# [DIRECTIVE]
Using the records below, count the lines with "name" in them. Give the number only.

# [DATA LINES]
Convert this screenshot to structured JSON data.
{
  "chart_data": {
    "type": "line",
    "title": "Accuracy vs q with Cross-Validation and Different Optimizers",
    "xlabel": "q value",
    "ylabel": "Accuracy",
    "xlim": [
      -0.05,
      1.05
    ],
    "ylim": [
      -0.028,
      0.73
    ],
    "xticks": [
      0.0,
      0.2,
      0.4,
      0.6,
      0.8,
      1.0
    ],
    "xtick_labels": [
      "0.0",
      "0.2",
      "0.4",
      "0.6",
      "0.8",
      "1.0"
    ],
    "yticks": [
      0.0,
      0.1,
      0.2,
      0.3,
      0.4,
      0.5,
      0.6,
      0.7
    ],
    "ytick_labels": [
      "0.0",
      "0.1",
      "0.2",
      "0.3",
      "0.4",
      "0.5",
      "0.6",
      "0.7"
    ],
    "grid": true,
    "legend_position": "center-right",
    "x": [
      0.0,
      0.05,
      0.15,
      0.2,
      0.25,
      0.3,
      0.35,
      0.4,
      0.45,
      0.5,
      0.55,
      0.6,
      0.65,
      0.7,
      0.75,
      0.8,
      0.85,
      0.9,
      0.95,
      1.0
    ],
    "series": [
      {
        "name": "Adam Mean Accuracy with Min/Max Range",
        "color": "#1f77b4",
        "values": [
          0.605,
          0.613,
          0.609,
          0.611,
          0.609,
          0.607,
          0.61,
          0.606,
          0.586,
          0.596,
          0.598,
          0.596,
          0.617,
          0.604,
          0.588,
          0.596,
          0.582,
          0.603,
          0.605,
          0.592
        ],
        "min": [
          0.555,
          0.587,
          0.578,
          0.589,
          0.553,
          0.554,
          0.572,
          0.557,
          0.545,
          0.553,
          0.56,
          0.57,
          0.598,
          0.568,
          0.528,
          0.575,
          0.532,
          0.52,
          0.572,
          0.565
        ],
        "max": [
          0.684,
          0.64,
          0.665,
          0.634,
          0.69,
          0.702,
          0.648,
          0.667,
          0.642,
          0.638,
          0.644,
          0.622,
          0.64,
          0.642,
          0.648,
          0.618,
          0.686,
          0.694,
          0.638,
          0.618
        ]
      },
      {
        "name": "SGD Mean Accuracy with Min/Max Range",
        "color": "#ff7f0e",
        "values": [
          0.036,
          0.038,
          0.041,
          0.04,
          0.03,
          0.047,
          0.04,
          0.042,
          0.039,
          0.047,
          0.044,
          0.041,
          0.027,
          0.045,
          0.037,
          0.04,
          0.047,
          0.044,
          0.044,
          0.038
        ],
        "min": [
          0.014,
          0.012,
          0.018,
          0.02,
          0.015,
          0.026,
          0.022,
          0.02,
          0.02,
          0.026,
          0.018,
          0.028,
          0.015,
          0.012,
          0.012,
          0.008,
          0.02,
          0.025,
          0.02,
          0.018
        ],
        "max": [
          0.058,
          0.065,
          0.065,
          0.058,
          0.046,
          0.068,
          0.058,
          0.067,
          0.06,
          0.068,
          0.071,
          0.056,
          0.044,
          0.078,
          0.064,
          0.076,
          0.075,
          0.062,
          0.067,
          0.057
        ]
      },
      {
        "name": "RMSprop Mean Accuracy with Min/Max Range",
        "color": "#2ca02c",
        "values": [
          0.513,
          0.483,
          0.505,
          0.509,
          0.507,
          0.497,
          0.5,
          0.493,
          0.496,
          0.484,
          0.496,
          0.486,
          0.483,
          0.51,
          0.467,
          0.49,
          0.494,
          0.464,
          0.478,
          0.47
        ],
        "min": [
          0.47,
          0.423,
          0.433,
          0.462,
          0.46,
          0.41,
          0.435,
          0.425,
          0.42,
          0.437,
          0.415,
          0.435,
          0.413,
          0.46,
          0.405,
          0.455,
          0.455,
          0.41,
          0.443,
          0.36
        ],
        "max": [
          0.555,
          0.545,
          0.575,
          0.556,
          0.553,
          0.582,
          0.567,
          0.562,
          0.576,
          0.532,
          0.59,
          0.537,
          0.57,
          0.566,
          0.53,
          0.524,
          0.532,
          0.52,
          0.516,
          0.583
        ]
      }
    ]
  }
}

# [THE SOLUTION]
3